Si uno quiere parecer
un intelectual de izquierda hay que abominar de la
sociedad de consumo y a continuación consumir (con
Londoncard, si se puede) todo lo que esa sociedad
le está sirviendo. Para mejor explicarlo, esto
significa que el I. de I. es también un ansioso
consumidor, sólo que él no compra lo que pretende
Susana Giménez, ni se viste en un supermercado.
Sus muebles los encarga a Más Viejo que mi Abuela,
jamás en el departamento novios de Eugenio Diez.
En esto, sobre todo, se parece a su primo de la
derecha; con la diferencia de que el I. de D.
suele tener mejor gusto y más plata. Con todo,
ambos hacen buenas migas en la Galería del Este,
territorio que comparten. Lógico: ¿quién puede
asustarse de un Guevara reducido a poster, o de
esos cartelitos —la industrialización de los
graffitti— que sirven para decorar la buhardilla o
el living y que dicen, por ejemplo, La guerra es
buen negocio, invierta a su hijo?.

# TAREAS DEL EJERCICIO
a. Reproduce textualmente el pasaje del texto sobre el intelectual de izquierda que va entre "En esto, sobre" y "a su hijo?.", ambos incluidos.
b. Duplica sin cambios las líneas de los registros desde la primera hasta la que contiene "count-highlight-span <box>720 352", ambas incluidas.
El texto y los registros proceden de fuentes distintas.

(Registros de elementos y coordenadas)

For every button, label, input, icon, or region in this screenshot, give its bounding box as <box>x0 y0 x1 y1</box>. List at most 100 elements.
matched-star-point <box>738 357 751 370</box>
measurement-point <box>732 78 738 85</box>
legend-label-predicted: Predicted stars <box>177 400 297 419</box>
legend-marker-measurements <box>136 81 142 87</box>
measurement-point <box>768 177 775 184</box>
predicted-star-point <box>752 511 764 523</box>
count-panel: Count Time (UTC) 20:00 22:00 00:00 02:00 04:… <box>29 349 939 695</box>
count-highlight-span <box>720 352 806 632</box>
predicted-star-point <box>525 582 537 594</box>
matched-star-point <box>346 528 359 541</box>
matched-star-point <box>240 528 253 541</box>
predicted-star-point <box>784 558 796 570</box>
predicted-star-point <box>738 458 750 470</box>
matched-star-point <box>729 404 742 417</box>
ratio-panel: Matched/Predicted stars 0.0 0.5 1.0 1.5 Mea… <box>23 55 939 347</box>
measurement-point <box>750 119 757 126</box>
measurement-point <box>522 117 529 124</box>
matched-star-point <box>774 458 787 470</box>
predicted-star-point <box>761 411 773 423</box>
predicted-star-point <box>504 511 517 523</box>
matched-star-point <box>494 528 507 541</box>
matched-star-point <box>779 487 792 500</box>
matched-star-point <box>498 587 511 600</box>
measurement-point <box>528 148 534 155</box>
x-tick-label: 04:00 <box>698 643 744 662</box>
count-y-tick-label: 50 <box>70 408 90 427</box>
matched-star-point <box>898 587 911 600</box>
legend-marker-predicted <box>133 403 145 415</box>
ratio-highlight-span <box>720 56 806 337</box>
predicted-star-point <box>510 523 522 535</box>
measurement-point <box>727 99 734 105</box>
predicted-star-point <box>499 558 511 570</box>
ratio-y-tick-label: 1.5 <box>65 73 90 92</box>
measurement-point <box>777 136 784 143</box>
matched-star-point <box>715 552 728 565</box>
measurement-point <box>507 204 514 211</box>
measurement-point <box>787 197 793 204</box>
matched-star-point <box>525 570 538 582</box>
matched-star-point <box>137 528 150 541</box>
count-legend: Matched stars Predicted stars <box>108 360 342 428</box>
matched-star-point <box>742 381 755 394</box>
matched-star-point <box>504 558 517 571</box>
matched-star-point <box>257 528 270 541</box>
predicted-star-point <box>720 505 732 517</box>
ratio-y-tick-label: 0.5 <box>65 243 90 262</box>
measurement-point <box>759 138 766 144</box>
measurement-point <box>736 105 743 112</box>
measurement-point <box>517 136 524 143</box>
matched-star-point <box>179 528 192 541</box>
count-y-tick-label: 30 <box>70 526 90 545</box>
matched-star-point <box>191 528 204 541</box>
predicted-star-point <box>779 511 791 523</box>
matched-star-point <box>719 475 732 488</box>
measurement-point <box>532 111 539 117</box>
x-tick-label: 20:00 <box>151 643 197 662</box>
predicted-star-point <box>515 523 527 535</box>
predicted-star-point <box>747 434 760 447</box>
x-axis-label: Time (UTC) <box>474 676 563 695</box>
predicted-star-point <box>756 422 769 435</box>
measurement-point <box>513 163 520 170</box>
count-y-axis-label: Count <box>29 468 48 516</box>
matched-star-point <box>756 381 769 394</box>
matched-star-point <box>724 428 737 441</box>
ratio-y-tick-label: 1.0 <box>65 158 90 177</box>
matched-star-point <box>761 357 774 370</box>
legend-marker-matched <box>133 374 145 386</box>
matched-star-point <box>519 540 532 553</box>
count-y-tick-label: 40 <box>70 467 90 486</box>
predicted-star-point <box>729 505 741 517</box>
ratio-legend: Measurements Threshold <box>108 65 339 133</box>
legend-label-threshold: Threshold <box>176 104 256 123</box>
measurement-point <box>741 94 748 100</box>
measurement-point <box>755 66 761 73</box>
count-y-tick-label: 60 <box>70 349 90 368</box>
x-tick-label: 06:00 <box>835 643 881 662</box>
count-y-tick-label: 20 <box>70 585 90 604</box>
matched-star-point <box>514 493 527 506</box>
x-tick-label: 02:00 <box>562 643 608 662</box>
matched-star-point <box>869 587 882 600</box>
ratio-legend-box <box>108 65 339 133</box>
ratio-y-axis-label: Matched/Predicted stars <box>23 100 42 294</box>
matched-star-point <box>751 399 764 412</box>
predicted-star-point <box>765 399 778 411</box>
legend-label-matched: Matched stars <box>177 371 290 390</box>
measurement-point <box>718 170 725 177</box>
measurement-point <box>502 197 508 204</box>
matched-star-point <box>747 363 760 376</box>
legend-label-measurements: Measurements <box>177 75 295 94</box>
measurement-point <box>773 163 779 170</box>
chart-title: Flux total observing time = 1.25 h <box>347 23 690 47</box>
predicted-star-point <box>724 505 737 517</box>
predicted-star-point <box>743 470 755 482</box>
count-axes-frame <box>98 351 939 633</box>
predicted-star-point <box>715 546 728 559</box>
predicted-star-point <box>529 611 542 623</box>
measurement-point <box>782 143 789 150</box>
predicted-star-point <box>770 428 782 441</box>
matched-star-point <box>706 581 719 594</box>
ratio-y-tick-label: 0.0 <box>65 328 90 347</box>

# RESPUESTAS
a.
En esto, sobre todo, se parece a su primo de la
derecha; con la diferencia de que el I. de D.
suele tener mejor gusto y más plata. Con todo,
ambos hacen buenas migas en la Galería del Este,
territorio que comparten. Lógico: ¿quién puede
asustarse de un Guevara reducido a poster, o de
esos cartelitos —la industrialización de los
graffitti— que sirven para decorar la buhardilla o
el living y que dicen, por ejemplo, La guerra es
buen negocio, invierta a su hijo?.

b.
For every button, label, input, icon, or region in this screenshot, give its bounding box as <box>x0 y0 x1 y1</box>. List at most 100 elements.
matched-star-point <box>738 357 751 370</box>
measurement-point <box>732 78 738 85</box>
legend-label-predicted: Predicted stars <box>177 400 297 419</box>
legend-marker-measurements <box>136 81 142 87</box>
measurement-point <box>768 177 775 184</box>
predicted-star-point <box>752 511 764 523</box>
count-panel: Count Time (UTC) 20:00 22:00 00:00 02:00 04:… <box>29 349 939 695</box>
count-highlight-span <box>720 352 806 632</box>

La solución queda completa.